(Lines of data)
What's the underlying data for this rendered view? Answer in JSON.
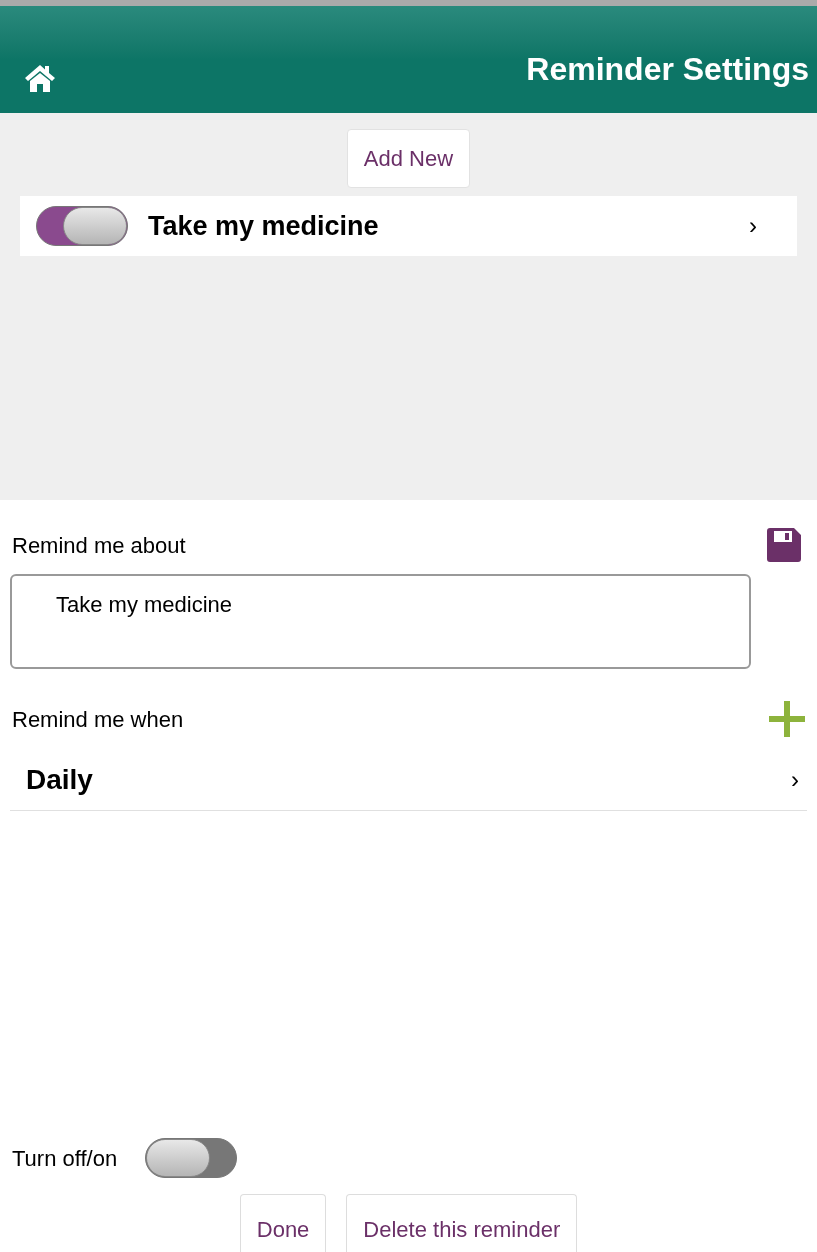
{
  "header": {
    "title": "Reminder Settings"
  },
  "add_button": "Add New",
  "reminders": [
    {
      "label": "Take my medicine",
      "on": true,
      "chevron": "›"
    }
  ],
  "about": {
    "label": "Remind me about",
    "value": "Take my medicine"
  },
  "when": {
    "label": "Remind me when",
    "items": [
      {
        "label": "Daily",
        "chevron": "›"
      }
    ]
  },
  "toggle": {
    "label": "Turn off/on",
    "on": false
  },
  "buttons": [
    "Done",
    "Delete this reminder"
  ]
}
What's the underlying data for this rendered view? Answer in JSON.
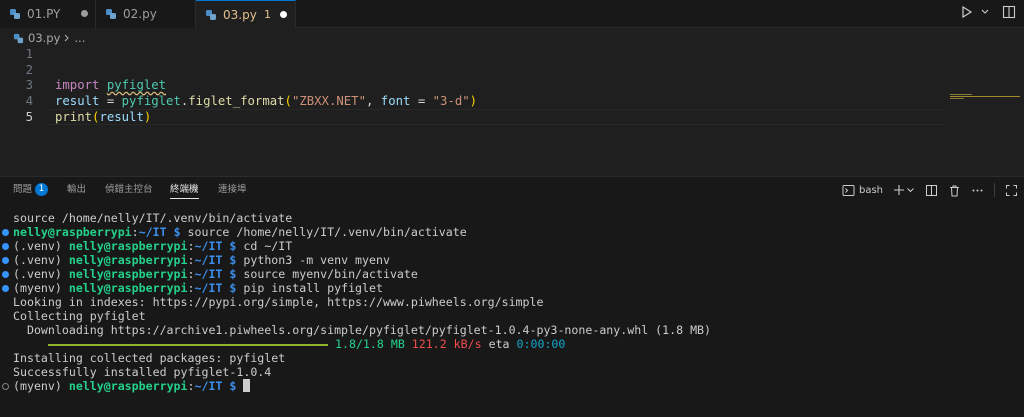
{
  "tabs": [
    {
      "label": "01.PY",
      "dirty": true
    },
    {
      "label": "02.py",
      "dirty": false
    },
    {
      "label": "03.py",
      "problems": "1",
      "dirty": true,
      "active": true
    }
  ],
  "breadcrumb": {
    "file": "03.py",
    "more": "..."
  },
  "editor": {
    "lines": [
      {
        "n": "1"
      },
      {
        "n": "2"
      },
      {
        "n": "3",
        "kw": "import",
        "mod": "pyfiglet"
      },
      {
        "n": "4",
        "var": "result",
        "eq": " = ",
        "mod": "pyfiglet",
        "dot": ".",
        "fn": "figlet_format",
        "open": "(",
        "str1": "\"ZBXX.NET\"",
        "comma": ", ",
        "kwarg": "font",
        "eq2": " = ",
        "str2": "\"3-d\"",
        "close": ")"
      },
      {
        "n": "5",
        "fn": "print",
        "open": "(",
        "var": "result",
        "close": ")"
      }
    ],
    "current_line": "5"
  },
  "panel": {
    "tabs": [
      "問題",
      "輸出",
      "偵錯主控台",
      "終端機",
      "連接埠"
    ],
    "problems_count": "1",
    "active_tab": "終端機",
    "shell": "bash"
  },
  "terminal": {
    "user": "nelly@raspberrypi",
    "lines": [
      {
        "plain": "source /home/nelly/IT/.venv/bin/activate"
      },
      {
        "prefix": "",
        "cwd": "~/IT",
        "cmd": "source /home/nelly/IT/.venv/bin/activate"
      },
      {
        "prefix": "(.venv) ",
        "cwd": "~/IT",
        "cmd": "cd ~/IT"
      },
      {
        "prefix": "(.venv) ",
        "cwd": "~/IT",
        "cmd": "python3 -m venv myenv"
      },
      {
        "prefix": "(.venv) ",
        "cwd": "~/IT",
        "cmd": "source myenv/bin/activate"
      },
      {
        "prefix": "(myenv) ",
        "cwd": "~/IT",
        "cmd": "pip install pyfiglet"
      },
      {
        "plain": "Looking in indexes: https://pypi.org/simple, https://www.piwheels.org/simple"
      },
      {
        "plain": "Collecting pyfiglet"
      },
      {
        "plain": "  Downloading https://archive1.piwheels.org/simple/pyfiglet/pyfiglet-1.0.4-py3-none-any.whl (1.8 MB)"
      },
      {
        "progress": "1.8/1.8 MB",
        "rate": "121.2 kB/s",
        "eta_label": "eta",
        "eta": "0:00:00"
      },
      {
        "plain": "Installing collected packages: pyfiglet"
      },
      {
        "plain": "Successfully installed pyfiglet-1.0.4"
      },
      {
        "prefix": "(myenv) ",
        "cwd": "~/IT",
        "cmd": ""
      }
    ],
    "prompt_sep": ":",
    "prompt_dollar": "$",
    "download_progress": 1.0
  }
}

--

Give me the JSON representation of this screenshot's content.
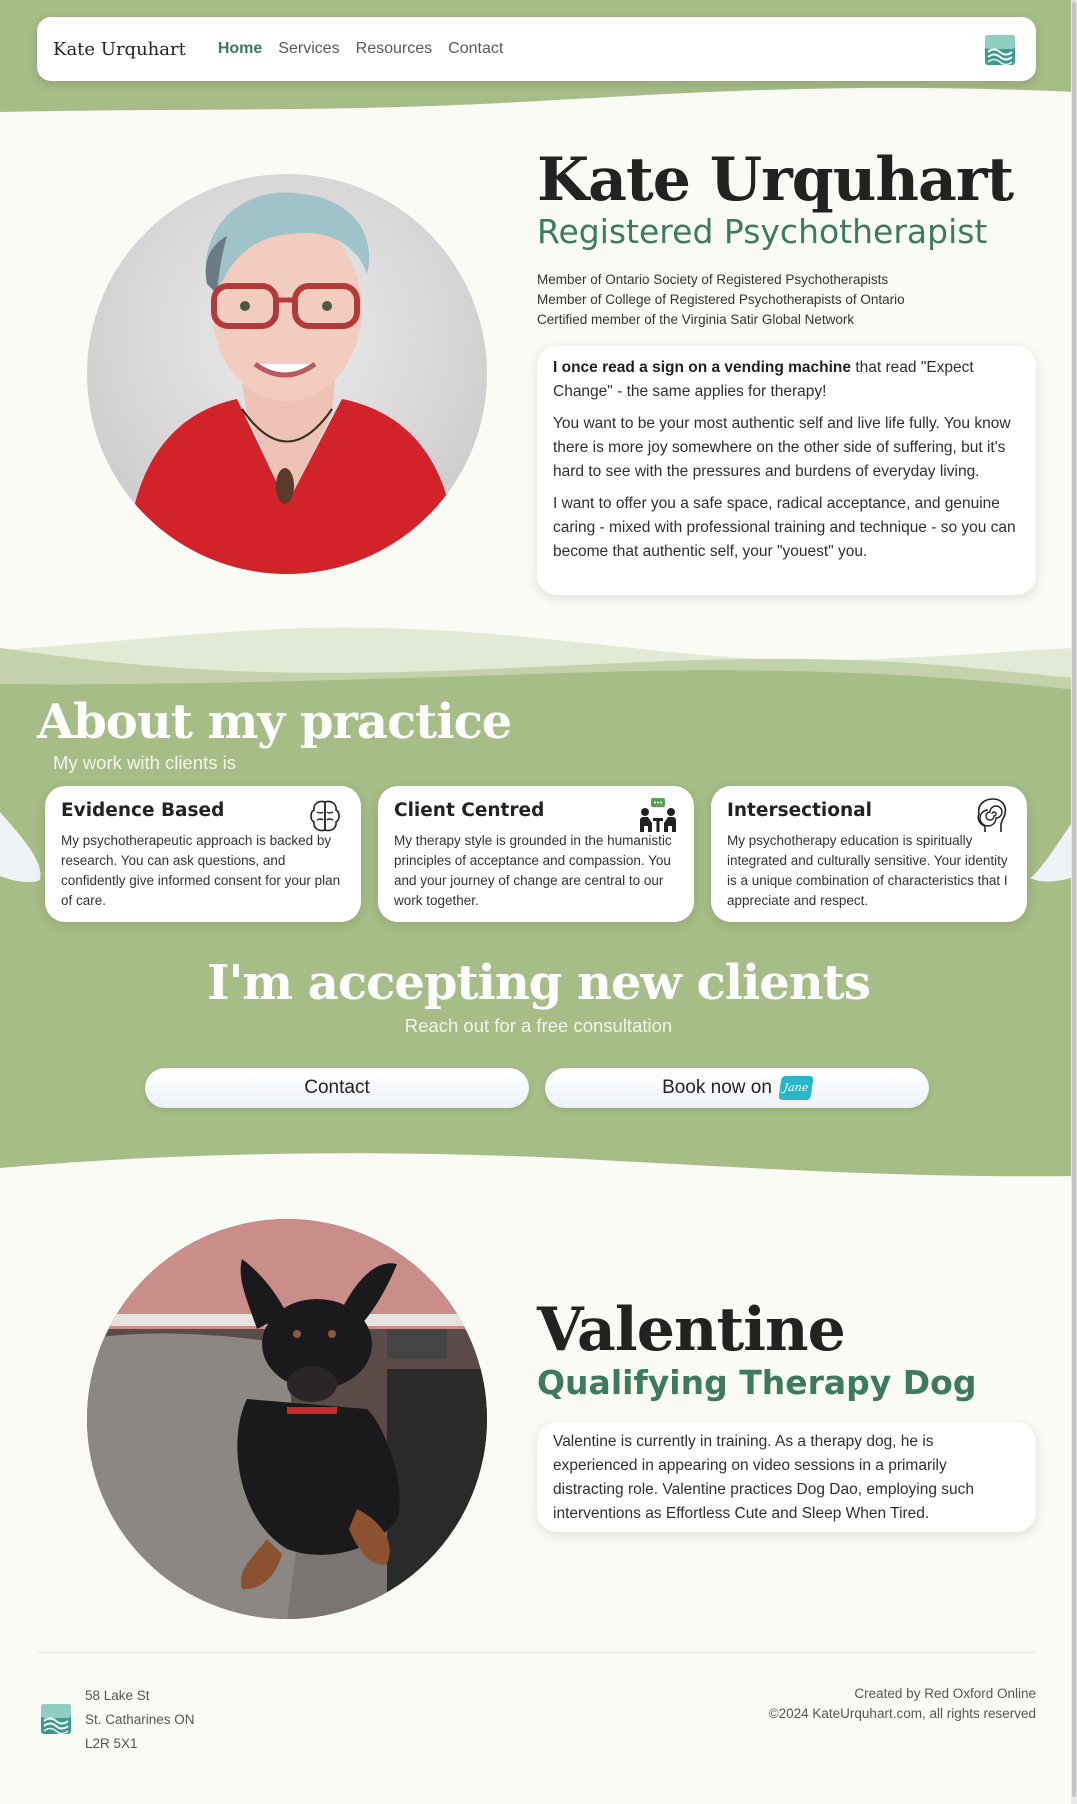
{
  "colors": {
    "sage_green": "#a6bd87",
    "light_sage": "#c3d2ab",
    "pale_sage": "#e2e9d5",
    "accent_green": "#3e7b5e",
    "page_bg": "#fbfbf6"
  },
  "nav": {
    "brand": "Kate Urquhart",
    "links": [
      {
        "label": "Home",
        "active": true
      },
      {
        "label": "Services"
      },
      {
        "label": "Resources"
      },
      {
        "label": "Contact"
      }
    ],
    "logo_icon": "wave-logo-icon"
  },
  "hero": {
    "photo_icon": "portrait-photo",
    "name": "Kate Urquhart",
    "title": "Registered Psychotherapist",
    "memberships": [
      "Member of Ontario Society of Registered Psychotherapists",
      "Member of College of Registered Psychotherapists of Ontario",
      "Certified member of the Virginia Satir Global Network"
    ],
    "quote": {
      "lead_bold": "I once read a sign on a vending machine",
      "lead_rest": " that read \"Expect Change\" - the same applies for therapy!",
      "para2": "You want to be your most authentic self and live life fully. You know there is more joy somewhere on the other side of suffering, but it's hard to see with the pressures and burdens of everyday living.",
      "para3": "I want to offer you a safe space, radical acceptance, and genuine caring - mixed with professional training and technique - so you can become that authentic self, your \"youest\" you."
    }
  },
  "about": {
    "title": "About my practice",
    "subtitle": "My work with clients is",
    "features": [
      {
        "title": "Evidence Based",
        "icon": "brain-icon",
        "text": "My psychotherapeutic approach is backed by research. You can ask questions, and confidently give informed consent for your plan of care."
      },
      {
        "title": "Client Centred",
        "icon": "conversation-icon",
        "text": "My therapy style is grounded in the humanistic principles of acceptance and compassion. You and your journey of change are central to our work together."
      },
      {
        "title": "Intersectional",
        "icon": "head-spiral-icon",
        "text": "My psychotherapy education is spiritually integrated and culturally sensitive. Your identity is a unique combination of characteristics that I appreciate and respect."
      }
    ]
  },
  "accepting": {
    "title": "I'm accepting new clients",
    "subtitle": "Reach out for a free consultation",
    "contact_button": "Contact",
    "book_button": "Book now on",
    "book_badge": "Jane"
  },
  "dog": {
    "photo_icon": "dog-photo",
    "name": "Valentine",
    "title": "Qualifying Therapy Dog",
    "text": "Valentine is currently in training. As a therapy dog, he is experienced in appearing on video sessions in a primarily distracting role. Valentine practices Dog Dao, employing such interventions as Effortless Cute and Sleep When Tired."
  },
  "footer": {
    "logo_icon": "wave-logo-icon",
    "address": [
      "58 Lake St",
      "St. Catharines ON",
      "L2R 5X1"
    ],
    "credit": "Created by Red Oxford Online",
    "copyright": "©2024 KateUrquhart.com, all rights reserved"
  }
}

▶ **GIVEN PROBLEM**
Copy every line of the listing that includes the string "simple".

▶ **EXERCISE ANSWER**
        "plain": "Looking in indexes: https://pypi.org/simple, https://www.piwheels.org/simple"
        "plain": "  Downloading https://archive1.piwheels.org/simple/pyfiglet/pyfiglet-1.0.4-py3-none-any.whl (1.8 MB)"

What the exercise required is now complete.